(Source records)
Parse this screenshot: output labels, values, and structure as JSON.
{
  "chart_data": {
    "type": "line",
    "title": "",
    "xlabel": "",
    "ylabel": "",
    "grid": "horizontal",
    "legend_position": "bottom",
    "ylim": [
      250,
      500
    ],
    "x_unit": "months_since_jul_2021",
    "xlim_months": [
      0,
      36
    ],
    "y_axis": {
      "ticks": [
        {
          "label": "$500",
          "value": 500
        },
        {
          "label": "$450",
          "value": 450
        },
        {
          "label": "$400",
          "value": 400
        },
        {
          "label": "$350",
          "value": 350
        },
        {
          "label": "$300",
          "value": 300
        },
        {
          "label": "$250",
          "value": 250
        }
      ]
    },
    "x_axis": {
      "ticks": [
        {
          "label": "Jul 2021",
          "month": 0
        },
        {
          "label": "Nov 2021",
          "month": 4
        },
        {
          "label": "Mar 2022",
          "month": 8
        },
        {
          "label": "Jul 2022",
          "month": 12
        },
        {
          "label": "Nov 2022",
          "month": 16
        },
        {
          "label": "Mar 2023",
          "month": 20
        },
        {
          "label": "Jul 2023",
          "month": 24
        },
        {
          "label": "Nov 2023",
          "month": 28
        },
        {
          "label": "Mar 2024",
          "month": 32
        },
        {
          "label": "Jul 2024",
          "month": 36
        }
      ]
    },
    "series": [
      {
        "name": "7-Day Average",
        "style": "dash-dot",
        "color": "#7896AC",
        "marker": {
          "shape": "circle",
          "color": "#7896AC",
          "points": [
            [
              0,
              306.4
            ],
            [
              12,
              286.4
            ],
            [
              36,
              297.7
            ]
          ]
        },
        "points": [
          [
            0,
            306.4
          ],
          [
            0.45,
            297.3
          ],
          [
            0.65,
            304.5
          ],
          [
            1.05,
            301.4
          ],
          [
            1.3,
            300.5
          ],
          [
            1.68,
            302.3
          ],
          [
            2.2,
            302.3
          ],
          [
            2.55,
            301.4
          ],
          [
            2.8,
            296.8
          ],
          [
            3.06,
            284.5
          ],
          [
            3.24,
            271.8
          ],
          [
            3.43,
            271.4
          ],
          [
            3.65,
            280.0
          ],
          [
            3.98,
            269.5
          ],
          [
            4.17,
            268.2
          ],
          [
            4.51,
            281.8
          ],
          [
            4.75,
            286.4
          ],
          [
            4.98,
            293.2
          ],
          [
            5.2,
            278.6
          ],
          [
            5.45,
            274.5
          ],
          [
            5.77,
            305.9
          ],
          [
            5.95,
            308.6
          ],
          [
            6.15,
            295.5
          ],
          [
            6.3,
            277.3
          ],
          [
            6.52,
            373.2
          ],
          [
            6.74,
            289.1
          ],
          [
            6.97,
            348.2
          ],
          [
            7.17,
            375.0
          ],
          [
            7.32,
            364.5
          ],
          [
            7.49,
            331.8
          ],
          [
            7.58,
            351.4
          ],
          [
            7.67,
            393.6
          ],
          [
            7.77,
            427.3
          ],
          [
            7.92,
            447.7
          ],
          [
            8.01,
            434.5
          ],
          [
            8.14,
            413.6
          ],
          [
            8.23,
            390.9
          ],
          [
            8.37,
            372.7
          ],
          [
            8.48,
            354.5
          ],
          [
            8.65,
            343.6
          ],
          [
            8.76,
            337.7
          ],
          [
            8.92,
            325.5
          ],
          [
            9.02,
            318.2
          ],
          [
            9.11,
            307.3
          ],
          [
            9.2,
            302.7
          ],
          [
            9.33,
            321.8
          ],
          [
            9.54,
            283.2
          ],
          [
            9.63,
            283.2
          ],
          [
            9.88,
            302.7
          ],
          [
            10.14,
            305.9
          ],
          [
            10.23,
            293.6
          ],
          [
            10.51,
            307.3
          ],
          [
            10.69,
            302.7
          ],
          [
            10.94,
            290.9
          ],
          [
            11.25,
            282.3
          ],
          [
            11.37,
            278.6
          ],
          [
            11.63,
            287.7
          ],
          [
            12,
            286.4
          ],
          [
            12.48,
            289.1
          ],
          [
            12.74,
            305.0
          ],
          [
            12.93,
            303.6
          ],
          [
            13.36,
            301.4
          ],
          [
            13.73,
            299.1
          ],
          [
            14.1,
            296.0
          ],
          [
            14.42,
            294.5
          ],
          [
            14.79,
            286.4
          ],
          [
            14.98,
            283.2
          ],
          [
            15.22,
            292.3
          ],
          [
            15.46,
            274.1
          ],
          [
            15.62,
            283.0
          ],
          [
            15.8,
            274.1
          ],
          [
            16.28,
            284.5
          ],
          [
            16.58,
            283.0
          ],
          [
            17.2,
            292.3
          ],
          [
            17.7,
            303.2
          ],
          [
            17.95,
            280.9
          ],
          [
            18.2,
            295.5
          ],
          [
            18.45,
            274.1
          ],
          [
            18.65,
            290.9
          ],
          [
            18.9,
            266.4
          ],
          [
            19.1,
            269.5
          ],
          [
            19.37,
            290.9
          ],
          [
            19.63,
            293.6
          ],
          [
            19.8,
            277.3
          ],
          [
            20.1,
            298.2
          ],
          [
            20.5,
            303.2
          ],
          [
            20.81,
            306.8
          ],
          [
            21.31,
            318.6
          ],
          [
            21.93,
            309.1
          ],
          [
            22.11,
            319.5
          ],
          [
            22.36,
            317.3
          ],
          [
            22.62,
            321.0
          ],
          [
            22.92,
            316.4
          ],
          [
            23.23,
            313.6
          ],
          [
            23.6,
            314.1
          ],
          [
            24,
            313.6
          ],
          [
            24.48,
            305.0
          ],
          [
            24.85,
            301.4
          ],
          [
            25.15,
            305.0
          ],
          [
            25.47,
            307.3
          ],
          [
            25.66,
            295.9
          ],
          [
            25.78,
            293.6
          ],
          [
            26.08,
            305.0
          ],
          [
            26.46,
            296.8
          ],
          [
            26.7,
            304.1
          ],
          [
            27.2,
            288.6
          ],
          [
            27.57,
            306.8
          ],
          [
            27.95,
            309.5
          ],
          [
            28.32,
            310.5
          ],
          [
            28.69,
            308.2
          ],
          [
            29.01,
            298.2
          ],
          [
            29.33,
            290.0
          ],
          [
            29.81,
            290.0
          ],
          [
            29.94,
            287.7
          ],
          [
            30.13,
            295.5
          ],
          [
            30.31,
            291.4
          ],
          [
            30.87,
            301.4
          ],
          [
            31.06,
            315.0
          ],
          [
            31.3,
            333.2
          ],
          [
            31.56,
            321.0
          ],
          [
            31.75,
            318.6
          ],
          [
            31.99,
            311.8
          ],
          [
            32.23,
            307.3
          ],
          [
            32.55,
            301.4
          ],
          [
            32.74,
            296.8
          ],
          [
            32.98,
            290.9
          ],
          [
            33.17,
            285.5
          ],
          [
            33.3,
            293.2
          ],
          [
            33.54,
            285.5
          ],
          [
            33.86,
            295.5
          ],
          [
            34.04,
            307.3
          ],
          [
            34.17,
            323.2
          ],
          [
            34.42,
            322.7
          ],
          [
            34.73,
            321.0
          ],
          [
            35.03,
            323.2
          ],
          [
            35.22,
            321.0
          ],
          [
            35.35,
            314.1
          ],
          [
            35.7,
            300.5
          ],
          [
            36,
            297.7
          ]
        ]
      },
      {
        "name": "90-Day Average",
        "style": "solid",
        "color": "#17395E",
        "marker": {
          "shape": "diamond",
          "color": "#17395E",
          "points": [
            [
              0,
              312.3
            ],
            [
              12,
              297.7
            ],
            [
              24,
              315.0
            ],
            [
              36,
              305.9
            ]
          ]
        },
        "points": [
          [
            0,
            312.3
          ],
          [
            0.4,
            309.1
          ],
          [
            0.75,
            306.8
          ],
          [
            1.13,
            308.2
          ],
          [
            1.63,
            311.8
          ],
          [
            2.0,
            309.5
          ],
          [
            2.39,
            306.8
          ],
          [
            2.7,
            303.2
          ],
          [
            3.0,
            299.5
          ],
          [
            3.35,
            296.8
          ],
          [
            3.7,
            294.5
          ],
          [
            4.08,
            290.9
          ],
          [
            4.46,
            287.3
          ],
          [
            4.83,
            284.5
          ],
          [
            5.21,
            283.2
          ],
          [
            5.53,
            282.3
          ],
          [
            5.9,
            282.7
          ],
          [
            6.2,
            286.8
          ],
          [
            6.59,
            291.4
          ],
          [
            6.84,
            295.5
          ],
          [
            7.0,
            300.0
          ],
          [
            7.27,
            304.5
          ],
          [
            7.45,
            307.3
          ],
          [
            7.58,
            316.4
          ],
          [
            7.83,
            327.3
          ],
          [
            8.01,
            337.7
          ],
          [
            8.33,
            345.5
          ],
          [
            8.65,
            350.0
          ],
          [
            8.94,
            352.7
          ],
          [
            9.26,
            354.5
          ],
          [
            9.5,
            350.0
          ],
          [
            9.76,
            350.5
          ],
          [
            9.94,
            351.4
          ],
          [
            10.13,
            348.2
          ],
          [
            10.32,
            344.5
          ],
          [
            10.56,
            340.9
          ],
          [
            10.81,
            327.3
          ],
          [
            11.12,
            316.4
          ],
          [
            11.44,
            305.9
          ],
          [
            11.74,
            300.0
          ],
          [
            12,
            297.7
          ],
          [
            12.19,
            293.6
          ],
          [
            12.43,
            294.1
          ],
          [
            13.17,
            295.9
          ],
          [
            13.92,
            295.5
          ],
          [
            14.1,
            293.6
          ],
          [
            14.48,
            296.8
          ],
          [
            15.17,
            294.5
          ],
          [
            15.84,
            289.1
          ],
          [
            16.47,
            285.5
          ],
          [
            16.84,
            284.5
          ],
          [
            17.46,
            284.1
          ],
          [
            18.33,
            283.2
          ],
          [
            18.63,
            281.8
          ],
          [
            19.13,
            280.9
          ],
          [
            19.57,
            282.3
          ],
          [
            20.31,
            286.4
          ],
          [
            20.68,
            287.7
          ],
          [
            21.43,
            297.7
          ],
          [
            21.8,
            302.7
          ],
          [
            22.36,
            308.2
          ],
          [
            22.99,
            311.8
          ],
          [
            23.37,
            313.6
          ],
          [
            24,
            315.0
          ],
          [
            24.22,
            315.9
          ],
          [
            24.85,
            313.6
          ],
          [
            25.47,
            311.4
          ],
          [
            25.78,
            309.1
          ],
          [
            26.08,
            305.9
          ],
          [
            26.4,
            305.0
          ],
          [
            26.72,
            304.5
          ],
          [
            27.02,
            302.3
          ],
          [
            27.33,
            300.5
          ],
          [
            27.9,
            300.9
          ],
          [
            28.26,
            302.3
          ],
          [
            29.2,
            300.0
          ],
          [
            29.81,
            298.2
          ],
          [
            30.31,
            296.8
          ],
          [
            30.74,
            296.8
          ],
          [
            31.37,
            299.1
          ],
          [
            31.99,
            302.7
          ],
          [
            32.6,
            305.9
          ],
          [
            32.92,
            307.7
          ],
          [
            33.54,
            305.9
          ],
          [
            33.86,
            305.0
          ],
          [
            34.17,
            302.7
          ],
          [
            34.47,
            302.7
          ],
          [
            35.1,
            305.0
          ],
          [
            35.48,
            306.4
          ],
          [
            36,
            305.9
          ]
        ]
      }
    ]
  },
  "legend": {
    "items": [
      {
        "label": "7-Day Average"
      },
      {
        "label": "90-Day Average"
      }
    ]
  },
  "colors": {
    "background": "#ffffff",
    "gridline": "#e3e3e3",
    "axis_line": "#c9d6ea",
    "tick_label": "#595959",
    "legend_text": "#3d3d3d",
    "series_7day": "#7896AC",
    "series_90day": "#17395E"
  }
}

WHAT TO DO: Select all lines in the listing that include the word "Average".

EXPECTED OUTPUT:
        "name": "7-Day Average",
        "name": "90-Day Average",
        "label": "7-Day Average"
        "label": "90-Day Average"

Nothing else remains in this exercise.